-- Problem to solve --
Your task is to gather the lines below that hold the string "text".

╭─ Records shown

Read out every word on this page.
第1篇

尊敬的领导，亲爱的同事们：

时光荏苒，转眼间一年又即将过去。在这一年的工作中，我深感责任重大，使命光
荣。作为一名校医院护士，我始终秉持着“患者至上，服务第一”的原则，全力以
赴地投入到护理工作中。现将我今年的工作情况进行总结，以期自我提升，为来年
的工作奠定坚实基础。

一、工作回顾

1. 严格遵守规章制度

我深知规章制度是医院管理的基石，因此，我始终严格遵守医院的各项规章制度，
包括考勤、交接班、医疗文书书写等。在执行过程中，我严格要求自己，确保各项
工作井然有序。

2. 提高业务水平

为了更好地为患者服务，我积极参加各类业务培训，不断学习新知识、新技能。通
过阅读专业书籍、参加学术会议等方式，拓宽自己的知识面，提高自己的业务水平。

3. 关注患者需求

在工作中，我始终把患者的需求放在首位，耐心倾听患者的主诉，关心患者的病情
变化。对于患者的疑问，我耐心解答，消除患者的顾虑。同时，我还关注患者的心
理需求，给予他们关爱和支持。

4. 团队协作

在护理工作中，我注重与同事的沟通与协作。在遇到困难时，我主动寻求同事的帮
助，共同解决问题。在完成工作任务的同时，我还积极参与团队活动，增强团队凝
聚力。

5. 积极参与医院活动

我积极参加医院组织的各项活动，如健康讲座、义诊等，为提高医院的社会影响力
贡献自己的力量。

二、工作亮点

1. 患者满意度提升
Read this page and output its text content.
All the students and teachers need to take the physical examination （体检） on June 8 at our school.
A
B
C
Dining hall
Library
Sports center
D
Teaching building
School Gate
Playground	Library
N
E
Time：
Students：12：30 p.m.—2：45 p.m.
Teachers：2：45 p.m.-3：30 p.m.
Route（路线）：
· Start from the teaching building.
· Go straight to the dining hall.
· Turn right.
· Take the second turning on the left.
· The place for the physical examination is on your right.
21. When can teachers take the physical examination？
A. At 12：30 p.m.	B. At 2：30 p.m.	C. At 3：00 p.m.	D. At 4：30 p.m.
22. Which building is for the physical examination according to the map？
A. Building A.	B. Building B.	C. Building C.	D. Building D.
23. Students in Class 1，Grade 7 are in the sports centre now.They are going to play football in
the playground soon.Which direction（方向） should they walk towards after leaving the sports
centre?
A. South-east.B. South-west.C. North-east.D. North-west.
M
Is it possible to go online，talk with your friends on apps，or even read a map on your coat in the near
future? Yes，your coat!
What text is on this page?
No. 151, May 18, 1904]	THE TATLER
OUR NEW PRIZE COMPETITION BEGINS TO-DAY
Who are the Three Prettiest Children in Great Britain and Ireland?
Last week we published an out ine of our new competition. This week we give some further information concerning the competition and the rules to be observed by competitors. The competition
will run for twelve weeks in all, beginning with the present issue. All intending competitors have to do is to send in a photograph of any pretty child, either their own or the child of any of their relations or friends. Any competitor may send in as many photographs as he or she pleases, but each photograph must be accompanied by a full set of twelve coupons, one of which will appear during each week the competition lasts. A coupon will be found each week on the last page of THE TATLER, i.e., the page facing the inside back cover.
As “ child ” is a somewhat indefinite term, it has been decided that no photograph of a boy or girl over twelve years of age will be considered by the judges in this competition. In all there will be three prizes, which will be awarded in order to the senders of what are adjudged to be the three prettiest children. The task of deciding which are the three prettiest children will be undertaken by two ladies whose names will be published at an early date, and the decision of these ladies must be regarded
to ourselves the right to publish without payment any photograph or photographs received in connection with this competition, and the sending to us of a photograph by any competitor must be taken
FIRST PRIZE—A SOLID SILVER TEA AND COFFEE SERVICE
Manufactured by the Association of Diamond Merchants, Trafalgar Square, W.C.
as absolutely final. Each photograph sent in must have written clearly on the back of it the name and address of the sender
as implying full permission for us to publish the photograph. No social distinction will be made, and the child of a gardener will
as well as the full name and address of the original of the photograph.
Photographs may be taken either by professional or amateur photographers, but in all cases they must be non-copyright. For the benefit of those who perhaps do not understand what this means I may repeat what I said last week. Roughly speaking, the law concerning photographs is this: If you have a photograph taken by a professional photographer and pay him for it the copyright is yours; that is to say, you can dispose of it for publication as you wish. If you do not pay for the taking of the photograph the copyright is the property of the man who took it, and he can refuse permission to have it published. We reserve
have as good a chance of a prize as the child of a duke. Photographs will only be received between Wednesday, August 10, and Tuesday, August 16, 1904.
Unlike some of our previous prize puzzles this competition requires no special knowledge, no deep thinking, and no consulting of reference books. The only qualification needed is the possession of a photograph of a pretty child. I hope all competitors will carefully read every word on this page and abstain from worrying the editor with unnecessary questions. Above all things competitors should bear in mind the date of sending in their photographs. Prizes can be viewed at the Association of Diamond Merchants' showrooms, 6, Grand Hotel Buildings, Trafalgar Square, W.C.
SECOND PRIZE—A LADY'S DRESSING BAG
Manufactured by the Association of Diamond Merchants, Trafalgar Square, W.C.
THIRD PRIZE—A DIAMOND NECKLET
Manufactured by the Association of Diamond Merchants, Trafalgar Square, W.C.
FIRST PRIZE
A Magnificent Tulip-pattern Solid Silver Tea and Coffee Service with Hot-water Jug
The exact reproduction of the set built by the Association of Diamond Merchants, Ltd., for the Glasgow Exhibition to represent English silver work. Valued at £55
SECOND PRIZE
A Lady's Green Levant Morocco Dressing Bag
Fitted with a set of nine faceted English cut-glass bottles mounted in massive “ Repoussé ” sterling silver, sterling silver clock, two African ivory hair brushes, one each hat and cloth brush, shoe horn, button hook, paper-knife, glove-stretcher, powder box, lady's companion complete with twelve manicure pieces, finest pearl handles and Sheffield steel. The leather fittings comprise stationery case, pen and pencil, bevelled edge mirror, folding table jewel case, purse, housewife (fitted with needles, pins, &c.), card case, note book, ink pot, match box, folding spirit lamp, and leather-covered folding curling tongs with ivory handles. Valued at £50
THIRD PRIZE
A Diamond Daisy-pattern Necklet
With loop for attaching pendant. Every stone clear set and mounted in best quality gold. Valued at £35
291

╰─

-- Output for this task --
Read this page and output its text content.
What text is on this page?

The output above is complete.